[EXERCISE BRIEF]:
Edit the Traffic Mirroring passage from "Figure 4 Traffic" up to and including "supports traffic mirroring.", replacing "ECS" with "Elastic Cloud Server" throughout that part.

[READING PASSAGE]:
· · · ·

Traffic Mirroring Quotas

Table 4 lists the quotas about Traffic Mirroring resources. Some default quotas can be increased.
Table 4 Quotas

Item

Default Quota

Adjustable

Maximum number of mirror sources that can be associated with a mirror session

10

Yes. For details, see Managing Quotas.

Maximum number of mirror sessions that can be associated with a mirror source

3

No

Maximum number of mirror targets that can be associated with a mirror session

1

No

Maximum number of mirror sessions that can be associated with a mirror target

  • 10 (if the mirror target is the network interface of a cloud server)
  • 200 (if the mirror target is a load balancer)

No

Maximum number of mirror filters that can be associated with a mirror session

1

No

Maximum number of mirror sessions that can be associated with a mirror filter

1,000

No

Maximum number of rules that can be added to a mirror filter

  • 10 inbound rules
  • 10 outbound rules

No

Maximum number of mirror sessions that can be created in a region

20,000

No

Notes and Constraints

  • As shown in Figure 4, mirrored traffic is encapsulated in the standard VXLAN packet format. If the total length of mirrored packets and VXLAN packets is greater than the MTU of the mirror source, the system truncates the packets. To prevent packets from being truncated, you are advised to set the MTU of the elastic network interface to be at least 64 bytes smaller than the MTU supported by the link in IPv4 scenarios.
    Figure 4 Traffic Mirroring packet format
  • Table 5 and Table 6 show the constraints on different types of mirror sources and mirror targets.
    Table 5 Constraints on mirror sources

    Mirror Source Type

    Constraints

    Elastic network interface

    • If the mirror source is an elastic network interface, the network interface needs to be attached to an ECS. Only the network interface of an ECS with certain flavors (such as C7t and aC7) can be used as mirror sources.

      You can call APIs to query details about ECS flavors and use the response value of network_interface:traffic_mirroring_supported to check whether an ECS flavor supports traffic mirroring.

    • An elastic network interface cannot be used as both a mirror source and a mirror target at the same time.
    • Traffic Mirroring occupies the bandwidth of instances attached to elastic network interfaces and does not have bandwidth limits.
    Table 6 Constraints on mirror targets

    Mirror Target Type

    Constraints

    Network interface

    • If a mirror target needs to receive mirrored traffic from multiple mirror sources, ensure that the mirror target has proper specifications based on service requirements.
    • An elastic network interface cannot be used as both a mirror source and a mirror target at the same time.

    Load balancer

    The encapsulated mirrored packet uses the IPv4 UDP protocol. So the dedicated load balancer used as the mirror target must support IPv4 UDP.

  • If a packet from a mirror source meets multiple mirror filter rules, the packet will be matched only once and will be accepted or rejected to a mirror target according to the rule action.
  • If a packet from a mirror source is discarded by a security group or network ACL, the packet will not be mirrored.

· · · ·

[RECORD LIST]:
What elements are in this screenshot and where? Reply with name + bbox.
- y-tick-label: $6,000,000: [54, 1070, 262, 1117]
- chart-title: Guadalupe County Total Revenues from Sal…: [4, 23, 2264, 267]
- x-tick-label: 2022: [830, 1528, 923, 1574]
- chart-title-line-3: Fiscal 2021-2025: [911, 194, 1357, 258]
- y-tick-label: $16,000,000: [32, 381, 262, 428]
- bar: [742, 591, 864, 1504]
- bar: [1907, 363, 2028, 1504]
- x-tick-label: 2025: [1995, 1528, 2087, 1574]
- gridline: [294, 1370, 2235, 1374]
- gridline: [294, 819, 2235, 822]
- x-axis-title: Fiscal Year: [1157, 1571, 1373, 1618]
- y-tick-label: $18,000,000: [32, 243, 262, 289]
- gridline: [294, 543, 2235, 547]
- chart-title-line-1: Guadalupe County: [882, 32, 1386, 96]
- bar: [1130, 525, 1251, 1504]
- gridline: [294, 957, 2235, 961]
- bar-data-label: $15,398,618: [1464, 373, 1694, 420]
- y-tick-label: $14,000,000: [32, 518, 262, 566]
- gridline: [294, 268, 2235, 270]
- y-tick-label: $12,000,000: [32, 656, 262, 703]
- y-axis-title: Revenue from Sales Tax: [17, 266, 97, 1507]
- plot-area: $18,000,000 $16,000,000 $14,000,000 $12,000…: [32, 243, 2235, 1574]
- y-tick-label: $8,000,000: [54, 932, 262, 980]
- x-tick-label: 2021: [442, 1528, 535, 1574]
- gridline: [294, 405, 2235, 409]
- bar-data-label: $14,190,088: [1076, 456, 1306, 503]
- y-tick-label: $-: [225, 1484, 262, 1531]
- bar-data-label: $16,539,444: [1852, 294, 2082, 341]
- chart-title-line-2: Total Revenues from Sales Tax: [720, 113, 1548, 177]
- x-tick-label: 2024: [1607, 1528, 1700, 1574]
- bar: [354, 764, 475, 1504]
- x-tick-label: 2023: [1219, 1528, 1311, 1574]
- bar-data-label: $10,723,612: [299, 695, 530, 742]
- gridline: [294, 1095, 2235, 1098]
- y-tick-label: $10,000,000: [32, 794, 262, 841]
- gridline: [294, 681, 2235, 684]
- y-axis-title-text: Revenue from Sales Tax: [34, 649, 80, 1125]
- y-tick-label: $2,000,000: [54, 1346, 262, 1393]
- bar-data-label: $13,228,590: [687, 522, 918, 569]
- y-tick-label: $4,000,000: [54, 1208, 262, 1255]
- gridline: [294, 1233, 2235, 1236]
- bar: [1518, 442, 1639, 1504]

· · · ·

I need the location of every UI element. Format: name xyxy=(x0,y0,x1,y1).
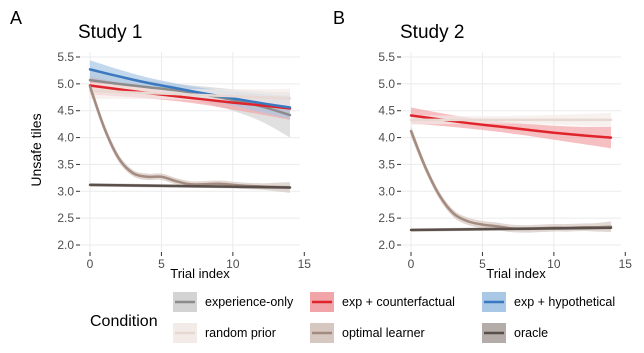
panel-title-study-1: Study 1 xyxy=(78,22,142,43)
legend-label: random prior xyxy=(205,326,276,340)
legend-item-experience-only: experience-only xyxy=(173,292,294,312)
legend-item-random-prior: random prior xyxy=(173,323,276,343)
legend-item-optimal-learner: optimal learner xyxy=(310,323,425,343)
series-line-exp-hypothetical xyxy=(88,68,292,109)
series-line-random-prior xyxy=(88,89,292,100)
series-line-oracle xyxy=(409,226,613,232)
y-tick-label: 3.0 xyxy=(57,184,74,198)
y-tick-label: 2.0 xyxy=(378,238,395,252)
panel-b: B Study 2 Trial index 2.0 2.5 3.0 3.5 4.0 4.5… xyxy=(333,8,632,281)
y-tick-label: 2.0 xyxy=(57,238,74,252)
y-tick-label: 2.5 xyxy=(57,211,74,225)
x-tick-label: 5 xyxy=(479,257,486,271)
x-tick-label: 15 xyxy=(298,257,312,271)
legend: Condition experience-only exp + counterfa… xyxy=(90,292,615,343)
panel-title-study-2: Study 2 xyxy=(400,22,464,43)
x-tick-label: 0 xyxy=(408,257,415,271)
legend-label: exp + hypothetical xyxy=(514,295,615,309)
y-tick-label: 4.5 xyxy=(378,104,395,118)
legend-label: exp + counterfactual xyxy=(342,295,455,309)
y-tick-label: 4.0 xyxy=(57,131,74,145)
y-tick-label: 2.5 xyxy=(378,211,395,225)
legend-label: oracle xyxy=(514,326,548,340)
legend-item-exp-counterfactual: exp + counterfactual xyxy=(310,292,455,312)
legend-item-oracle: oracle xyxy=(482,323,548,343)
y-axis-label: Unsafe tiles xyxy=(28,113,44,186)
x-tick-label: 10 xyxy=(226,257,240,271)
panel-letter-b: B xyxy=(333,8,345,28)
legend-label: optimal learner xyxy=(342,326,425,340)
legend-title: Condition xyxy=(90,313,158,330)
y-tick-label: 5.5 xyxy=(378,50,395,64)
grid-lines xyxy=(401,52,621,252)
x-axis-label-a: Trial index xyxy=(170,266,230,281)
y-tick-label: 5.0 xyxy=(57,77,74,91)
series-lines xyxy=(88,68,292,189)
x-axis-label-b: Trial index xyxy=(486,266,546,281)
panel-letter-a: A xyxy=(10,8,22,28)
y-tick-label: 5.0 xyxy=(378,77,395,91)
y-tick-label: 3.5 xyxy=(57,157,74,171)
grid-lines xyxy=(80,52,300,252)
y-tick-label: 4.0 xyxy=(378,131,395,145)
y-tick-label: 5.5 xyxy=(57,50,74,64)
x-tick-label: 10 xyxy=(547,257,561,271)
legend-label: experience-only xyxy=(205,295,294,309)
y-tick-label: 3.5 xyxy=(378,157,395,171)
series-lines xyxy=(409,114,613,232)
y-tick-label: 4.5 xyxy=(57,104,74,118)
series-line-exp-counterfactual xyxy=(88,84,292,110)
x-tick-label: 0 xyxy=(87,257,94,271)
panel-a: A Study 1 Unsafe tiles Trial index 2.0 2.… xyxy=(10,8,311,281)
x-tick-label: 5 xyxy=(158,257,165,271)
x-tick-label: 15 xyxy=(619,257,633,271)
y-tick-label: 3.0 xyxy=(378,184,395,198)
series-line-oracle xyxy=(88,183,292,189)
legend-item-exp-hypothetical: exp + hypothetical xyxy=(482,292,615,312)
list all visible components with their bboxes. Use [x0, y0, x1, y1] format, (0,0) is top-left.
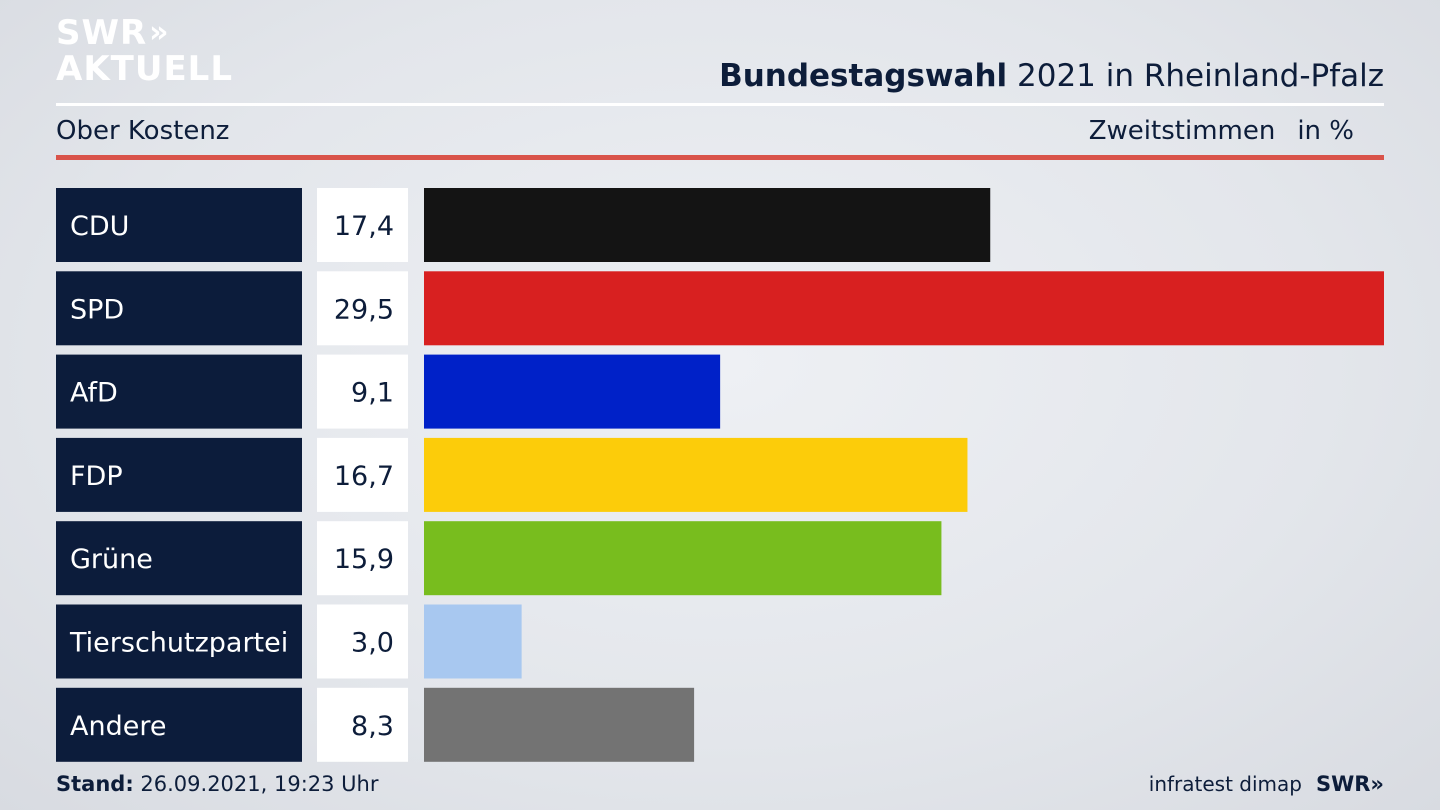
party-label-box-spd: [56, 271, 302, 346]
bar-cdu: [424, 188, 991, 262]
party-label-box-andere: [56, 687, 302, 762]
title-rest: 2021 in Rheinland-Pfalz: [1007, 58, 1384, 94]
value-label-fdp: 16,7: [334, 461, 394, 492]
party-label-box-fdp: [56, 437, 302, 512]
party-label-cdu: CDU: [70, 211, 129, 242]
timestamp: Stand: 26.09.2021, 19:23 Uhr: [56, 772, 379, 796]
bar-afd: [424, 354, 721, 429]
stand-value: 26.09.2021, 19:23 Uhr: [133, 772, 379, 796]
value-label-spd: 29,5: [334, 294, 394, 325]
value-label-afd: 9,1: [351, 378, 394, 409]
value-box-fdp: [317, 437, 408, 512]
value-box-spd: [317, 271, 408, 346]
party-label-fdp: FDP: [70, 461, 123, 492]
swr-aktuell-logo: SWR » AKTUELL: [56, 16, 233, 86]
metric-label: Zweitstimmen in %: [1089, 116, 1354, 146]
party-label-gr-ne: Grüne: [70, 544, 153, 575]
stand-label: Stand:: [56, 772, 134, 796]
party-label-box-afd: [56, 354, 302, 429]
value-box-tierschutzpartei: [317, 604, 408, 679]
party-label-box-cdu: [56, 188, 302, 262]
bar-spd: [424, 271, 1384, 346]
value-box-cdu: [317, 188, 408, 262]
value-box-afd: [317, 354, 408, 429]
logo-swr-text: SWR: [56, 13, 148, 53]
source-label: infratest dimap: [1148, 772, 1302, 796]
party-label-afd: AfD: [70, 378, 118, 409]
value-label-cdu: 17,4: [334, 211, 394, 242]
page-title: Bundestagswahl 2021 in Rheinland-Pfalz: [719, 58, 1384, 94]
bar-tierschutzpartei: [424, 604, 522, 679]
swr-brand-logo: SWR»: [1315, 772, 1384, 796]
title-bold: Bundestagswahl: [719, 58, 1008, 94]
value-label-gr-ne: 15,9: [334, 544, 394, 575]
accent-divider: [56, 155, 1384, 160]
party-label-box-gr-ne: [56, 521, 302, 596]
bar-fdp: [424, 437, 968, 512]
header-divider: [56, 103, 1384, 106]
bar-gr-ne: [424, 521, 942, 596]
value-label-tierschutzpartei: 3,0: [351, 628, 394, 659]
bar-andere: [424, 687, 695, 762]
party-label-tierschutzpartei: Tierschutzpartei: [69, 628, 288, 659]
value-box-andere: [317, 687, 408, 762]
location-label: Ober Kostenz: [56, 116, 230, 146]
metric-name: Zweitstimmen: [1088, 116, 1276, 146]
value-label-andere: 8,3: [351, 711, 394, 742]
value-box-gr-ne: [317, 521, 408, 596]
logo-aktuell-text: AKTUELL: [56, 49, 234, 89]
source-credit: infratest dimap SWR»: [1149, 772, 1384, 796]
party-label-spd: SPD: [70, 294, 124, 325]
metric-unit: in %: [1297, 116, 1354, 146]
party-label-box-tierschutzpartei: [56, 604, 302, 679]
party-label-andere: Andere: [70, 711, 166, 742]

· · · ·

[ANSWER TO THIS EXERCISE]:
Figure 4 Traffic Mirroring packet format
  • Table 5 and Table 6 show the constraints on different types of mirror sources and mirror targets.
    Table 5 Constraints on mirror sources

    Mirror Source Type

    Constraints

    Elastic network interface

    • If the mirror source is an elastic network interface, the network interface needs to be attached to an Elastic Cloud Server. Only the network interface of an Elastic Cloud Server with certain flavors (such as C7t and aC7) can be used as mirror sources.

      You can call APIs to query details about Elastic Cloud Server flavors and use the response value of network_interface:traffic_mirroring_supported to check whether an Elastic Cloud Server flavor supports traffic mirroring.